DOCUMENT PASSAGE:
####################

But she says it is time to quit teaching.
“The kids are changing again,” she said.
When she enrolled at Purdue University she started in computer science.
“I found it wasn’t for me,” she said. “The move to math education was easy.”
It was a math teacher in high school who developed her interest in teaching.
“I love the kids,” she said. “On any given day you see that light bulb go off. It is a good feeling. I will miss that.”
She wanted to see her students succeed.
“I enjoy seeing kids graduate from high school,” she said.
Equally, she enjoys seeing the students excel after high school. She mentioned three young men who went on to Wabash Col-lege and her own son, Phil, who will be a senior at Purdue University. He will spend seven weeks working in communications at the Summer Olympics in Beijing, China, this summer.
Wrighthouse was in her first semester of teaching at the old Attica High School when it burned during Christmas vacation.
“I hadn’t accumulated that much stuff at that time,” she said. “We were in portables for three years.”

####################

PROBLEM A: Print the collected data verbatim, starting at its first line and ending at the line that contains "required-mark: * bbox=[580, 534, 590, 554]", with both of those lines included.

[Collected data]
####################

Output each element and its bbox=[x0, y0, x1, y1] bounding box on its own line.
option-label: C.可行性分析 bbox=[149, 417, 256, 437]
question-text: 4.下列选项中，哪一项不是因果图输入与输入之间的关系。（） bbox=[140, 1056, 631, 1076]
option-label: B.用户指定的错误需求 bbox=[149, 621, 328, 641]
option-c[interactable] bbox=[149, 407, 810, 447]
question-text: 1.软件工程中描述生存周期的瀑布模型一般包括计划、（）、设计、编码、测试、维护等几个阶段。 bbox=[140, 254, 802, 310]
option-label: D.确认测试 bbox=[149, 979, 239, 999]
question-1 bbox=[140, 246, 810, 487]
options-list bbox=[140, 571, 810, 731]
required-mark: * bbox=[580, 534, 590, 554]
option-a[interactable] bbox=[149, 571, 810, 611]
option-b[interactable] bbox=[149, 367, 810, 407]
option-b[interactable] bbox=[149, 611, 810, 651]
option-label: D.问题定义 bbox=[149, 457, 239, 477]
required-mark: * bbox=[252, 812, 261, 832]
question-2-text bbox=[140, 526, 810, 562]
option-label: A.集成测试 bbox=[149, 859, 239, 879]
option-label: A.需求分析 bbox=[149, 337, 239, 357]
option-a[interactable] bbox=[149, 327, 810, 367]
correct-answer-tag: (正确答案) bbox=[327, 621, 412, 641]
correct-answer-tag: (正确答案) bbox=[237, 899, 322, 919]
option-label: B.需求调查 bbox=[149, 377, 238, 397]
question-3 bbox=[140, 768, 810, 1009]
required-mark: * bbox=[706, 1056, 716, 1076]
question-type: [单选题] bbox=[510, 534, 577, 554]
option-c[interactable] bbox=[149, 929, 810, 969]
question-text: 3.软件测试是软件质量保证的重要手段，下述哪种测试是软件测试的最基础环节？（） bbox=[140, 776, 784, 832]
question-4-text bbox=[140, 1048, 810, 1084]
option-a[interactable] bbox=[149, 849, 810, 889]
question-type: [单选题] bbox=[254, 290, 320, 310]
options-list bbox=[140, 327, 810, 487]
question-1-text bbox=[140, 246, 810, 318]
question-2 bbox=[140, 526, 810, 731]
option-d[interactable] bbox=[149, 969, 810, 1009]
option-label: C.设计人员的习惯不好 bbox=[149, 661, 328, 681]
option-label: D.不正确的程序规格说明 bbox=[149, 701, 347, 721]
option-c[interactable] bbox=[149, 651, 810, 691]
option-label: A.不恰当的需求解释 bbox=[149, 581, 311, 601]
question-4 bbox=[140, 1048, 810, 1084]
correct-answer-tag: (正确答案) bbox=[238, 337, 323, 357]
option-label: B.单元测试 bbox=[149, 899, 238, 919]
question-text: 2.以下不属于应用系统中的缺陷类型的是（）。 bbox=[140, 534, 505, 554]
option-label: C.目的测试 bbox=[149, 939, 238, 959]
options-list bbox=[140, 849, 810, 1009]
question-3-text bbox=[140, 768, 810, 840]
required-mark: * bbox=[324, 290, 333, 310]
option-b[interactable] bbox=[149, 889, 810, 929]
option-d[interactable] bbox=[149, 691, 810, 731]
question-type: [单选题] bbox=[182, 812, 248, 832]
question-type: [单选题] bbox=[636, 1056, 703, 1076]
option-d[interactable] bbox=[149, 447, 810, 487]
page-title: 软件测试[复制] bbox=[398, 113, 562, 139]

####################

PROBLEM B: List everything the teacher article says she loves or enjoys.

RESULT A:
Output each element and its bbox=[x0, y0, x1, y1] bounding box on its own line.
option-label: C.可行性分析 bbox=[149, 417, 256, 437]
question-text: 4.下列选项中，哪一项不是因果图输入与输入之间的关系。（） bbox=[140, 1056, 631, 1076]
option-label: B.用户指定的错误需求 bbox=[149, 621, 328, 641]
option-c[interactable] bbox=[149, 407, 810, 447]
question-text: 1.软件工程中描述生存周期的瀑布模型一般包括计划、（）、设计、编码、测试、维护等几个阶段。 bbox=[140, 254, 802, 310]
option-label: D.确认测试 bbox=[149, 979, 239, 999]
question-1 bbox=[140, 246, 810, 487]
options-list bbox=[140, 571, 810, 731]
required-mark: * bbox=[580, 534, 590, 554]

RESULT B:
- The kids
- Seeing kids graduate from high school
- Seeing the students excel after high school